| ROWS |
--- start ---
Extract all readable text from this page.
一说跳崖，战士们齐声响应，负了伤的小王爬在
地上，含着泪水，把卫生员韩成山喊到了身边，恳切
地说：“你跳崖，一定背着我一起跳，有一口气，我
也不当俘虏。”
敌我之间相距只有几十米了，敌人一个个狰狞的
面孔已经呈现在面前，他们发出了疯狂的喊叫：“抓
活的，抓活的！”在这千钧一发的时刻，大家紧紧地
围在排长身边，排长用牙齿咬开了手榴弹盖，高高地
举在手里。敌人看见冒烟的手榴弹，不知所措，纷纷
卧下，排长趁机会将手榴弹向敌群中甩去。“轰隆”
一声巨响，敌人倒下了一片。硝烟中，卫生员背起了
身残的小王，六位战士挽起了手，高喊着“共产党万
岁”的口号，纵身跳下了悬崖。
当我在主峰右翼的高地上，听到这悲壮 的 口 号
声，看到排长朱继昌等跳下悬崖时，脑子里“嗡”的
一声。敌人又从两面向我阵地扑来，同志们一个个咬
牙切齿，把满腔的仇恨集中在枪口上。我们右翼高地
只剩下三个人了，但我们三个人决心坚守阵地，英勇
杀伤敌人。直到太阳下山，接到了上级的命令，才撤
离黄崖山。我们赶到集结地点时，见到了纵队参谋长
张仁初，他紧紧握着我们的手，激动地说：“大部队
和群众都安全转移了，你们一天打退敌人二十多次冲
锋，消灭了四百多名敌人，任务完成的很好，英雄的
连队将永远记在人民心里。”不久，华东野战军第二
--- end ---
| GIVEN PROBLEM |
Copy every line verbatim.

| FULL RESPONSE |
Extract all readable text from this page.
一说跳崖，战士们齐声响应，负了伤的小王爬在
地上，含着泪水，把卫生员韩成山喊到了身边，恳切
地说：“你跳崖，一定背着我一起跳，有一口气，我
也不当俘虏。”
敌我之间相距只有几十米了，敌人一个个狰狞的
面孔已经呈现在面前，他们发出了疯狂的喊叫：“抓
活的，抓活的！”在这千钧一发的时刻，大家紧紧地
围在排长身边，排长用牙齿咬开了手榴弹盖，高高地
举在手里。敌人看见冒烟的手榴弹，不知所措，纷纷
卧下，排长趁机会将手榴弹向敌群中甩去。“轰隆”
一声巨响，敌人倒下了一片。硝烟中，卫生员背起了
身残的小王，六位战士挽起了手，高喊着“共产党万
岁”的口号，纵身跳下了悬崖。
当我在主峰右翼的高地上，听到这悲壮 的 口 号
声，看到排长朱继昌等跳下悬崖时，脑子里“嗡”的
一声。敌人又从两面向我阵地扑来，同志们一个个咬
牙切齿，把满腔的仇恨集中在枪口上。我们右翼高地
只剩下三个人了，但我们三个人决心坚守阵地，英勇
杀伤敌人。直到太阳下山，接到了上级的命令，才撤
离黄崖山。我们赶到集结地点时，见到了纵队参谋长
张仁初，他紧紧握着我们的手，激动地说：“大部队
和群众都安全转移了，你们一天打退敌人二十多次冲
锋，消灭了四百多名敌人，任务完成的很好，英雄的
连队将永远记在人民心里。”不久，华东野战军第二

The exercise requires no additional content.